_Brief:_ Your response should consist of every line below, reproduced without alteration.

Document page entries with text:
━━━━━━
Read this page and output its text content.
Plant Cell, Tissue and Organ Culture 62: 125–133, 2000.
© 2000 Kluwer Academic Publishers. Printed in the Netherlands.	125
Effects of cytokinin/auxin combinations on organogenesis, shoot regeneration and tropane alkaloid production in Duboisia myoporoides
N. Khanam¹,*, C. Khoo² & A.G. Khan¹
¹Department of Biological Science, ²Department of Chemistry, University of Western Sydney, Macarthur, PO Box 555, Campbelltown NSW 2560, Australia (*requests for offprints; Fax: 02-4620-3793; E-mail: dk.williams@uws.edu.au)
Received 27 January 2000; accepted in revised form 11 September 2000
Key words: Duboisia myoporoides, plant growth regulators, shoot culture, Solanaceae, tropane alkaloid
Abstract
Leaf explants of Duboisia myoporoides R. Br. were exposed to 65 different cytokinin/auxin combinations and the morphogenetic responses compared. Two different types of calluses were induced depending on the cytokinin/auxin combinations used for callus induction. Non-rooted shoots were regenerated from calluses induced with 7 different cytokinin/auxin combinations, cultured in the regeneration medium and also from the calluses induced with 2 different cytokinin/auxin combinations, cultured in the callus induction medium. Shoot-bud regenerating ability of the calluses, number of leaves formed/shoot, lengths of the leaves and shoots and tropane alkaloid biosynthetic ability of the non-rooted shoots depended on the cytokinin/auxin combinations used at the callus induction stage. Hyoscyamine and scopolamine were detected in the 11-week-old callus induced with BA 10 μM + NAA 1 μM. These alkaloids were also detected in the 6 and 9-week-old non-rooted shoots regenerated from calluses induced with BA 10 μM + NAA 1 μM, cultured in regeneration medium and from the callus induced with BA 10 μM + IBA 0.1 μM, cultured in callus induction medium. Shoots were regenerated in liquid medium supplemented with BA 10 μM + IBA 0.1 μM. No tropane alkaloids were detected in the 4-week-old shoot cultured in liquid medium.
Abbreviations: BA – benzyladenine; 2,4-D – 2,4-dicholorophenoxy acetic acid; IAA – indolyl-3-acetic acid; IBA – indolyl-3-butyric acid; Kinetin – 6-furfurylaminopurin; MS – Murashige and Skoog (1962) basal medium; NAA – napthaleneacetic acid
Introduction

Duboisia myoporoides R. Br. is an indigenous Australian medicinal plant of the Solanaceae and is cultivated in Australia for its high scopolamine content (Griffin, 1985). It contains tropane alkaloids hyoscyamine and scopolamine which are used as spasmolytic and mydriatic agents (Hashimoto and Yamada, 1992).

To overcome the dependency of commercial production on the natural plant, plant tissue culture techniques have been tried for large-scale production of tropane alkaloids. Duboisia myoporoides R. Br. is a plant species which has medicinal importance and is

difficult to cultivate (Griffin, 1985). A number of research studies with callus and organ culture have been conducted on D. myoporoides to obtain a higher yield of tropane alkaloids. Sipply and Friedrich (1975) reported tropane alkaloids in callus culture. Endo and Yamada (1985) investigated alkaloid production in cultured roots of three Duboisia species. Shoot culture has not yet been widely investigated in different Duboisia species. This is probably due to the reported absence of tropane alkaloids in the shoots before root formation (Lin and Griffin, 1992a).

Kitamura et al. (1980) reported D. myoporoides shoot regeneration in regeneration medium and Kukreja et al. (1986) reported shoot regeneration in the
━━━━━━
_Answer for the task:_
Read this page and output its text content.
Plant Cell, Tissue and Organ Culture 62: 125–133, 2000.
© 2000 Kluwer Academic Publishers. Printed in the Netherlands.	125
Effects of cytokinin/auxin combinations on organogenesis, shoot regeneration and tropane alkaloid production in Duboisia myoporoides
N. Khanam¹,*, C. Khoo² & A.G. Khan¹
¹Department of Biological Science, ²Department of Chemistry, University of Western Sydney, Macarthur, PO Box 555, Campbelltown NSW 2560, Australia (*requests for offprints; Fax: 02-4620-3793; E-mail: dk.williams@uws.edu.au)
Received 27 January 2000; accepted in revised form 11 September 2000
Key words: Duboisia myoporoides, plant growth regulators, shoot culture, Solanaceae, tropane alkaloid
Abstract
Leaf explants of Duboisia myoporoides R. Br. were exposed to 65 different cytokinin/auxin combinations and the morphogenetic responses compared. Two different types of calluses were induced depending on the cytokinin/auxin combinations used for callus induction. Non-rooted shoots were regenerated from calluses induced with 7 different cytokinin/auxin combinations, cultured in the regeneration medium and also from the calluses induced with 2 different cytokinin/auxin combinations, cultured in the callus induction medium. Shoot-bud regenerating ability of the calluses, number of leaves formed/shoot, lengths of the leaves and shoots and tropane alkaloid biosynthetic ability of the non-rooted shoots depended on the cytokinin/auxin combinations used at the callus induction stage. Hyoscyamine and scopolamine were detected in the 11-week-old callus induced with BA 10 μM + NAA 1 μM. These alkaloids were also detected in the 6 and 9-week-old non-rooted shoots regenerated from calluses induced with BA 10 μM + NAA 1 μM, cultured in regeneration medium and from the callus induced with BA 10 μM + IBA 0.1 μM, cultured in callus induction medium. Shoots were regenerated in liquid medium supplemented with BA 10 μM + IBA 0.1 μM. No tropane alkaloids were detected in the 4-week-old shoot cultured in liquid medium.
Abbreviations: BA – benzyladenine; 2,4-D – 2,4-dicholorophenoxy acetic acid; IAA – indolyl-3-acetic acid; IBA – indolyl-3-butyric acid; Kinetin – 6-furfurylaminopurin; MS – Murashige and Skoog (1962) basal medium; NAA – napthaleneacetic acid
Introduction

Duboisia myoporoides R. Br. is an indigenous Australian medicinal plant of the Solanaceae and is cultivated in Australia for its high scopolamine content (Griffin, 1985). It contains tropane alkaloids hyoscyamine and scopolamine which are used as spasmolytic and mydriatic agents (Hashimoto and Yamada, 1992).

To overcome the dependency of commercial production on the natural plant, plant tissue culture techniques have been tried for large-scale production of tropane alkaloids. Duboisia myoporoides R. Br. is a plant species which has medicinal importance and is

difficult to cultivate (Griffin, 1985). A number of research studies with callus and organ culture have been conducted on D. myoporoides to obtain a higher yield of tropane alkaloids. Sipply and Friedrich (1975) reported tropane alkaloids in callus culture. Endo and Yamada (1985) investigated alkaloid production in cultured roots of three Duboisia species. Shoot culture has not yet been widely investigated in different Duboisia species. This is probably due to the reported absence of tropane alkaloids in the shoots before root formation (Lin and Griffin, 1992a).

Kitamura et al. (1980) reported D. myoporoides shoot regeneration in regeneration medium and Kukreja et al. (1986) reported shoot regeneration in the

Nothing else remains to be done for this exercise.